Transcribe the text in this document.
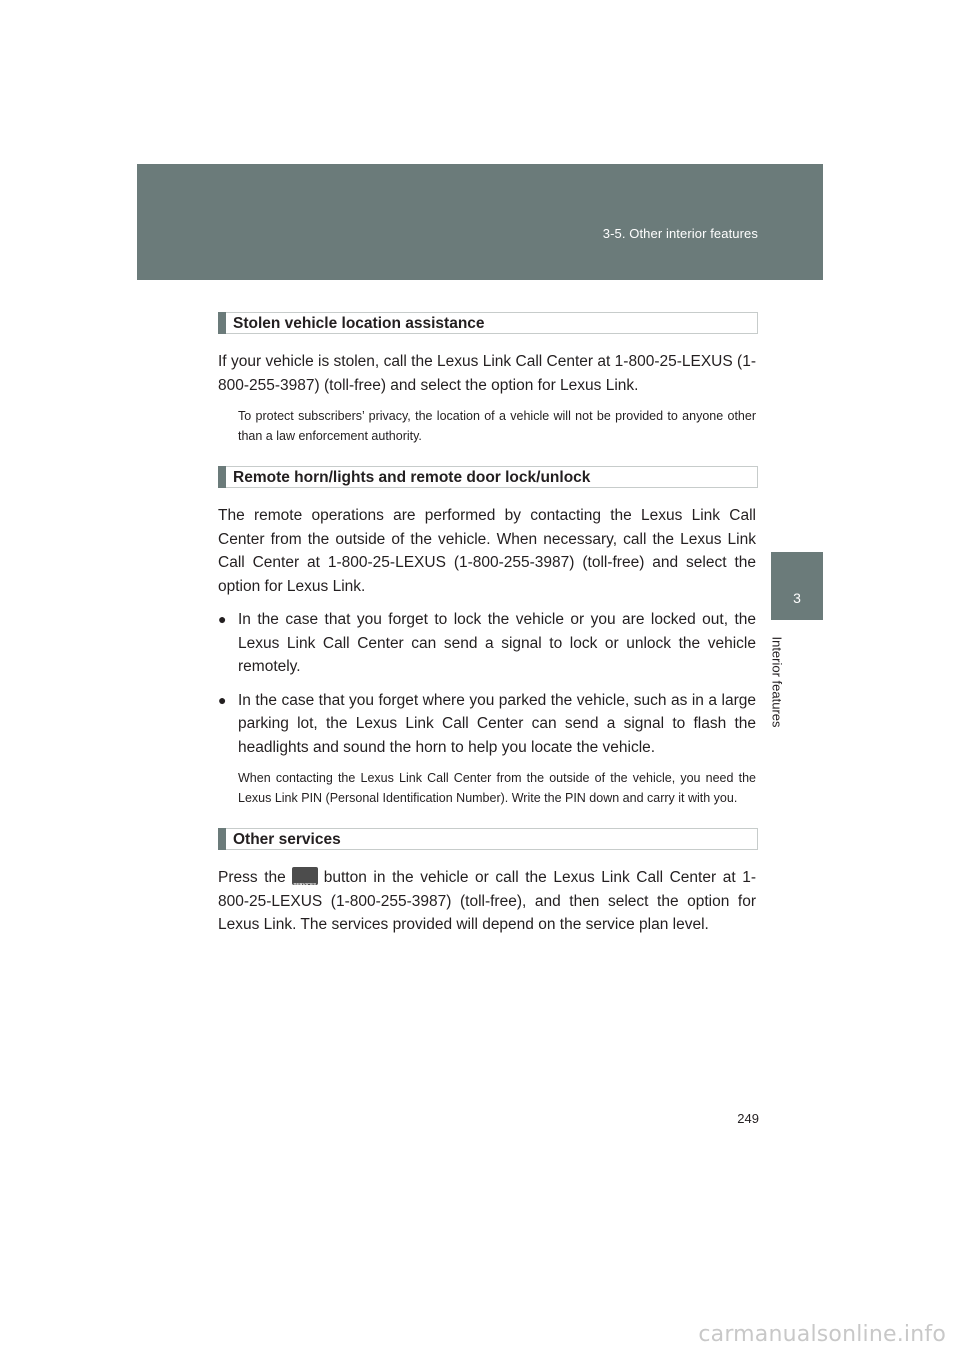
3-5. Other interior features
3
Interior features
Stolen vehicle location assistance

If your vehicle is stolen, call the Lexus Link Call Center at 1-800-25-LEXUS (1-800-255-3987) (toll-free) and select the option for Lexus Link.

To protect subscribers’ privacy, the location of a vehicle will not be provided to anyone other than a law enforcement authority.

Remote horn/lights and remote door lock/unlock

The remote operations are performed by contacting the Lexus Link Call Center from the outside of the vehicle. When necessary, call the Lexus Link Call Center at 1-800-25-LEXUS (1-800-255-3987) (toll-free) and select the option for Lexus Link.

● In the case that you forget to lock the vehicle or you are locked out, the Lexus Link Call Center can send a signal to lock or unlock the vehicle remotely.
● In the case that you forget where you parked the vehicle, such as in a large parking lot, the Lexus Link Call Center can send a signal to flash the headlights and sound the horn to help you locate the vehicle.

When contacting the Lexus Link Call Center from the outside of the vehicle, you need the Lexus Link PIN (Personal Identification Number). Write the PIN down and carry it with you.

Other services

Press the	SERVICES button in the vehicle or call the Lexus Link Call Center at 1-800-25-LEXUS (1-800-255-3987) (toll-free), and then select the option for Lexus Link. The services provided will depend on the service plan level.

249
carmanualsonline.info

==

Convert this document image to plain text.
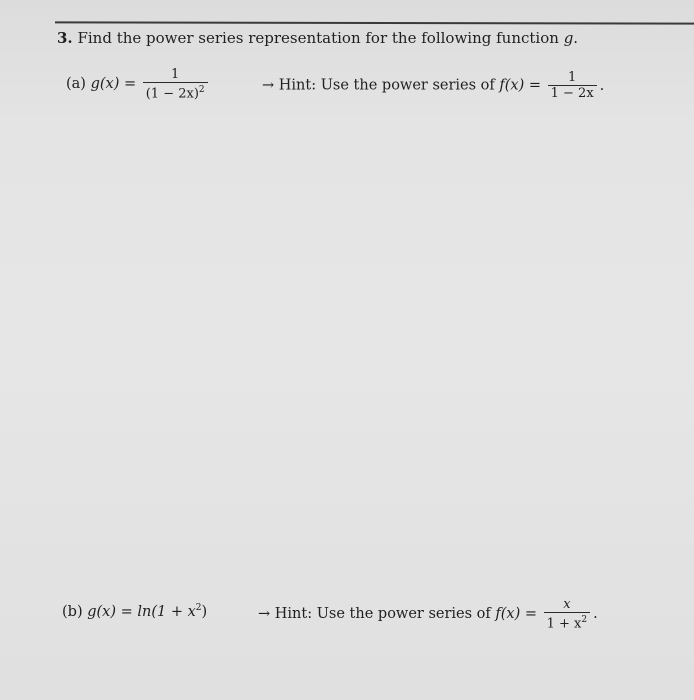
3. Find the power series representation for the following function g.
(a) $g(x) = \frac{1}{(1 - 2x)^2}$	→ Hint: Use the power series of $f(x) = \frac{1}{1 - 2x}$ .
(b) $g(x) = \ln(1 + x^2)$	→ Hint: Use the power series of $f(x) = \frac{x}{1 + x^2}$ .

...

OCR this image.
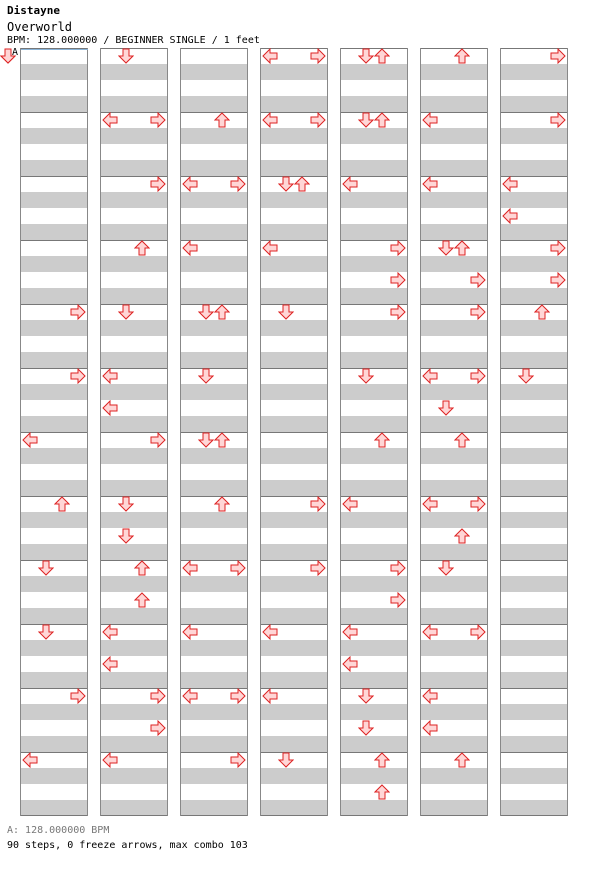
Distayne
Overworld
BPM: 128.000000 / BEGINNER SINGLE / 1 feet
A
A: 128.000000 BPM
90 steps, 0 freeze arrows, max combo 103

**EXERCISE PROMPT:** Copy every line of the records above that contains "power".

**OUTPUT:**
3. Find the power series representation for the following function g.
(a) $g(x) = \frac{1}{(1 - 2x)^2}$	→ Hint: Use the power series of $f(x) = \frac{1}{1 - 2x}$ .
(b) $g(x) = \ln(1 + x^2)$	→ Hint: Use the power series of $f(x) = \frac{x}{1 + x^2}$ .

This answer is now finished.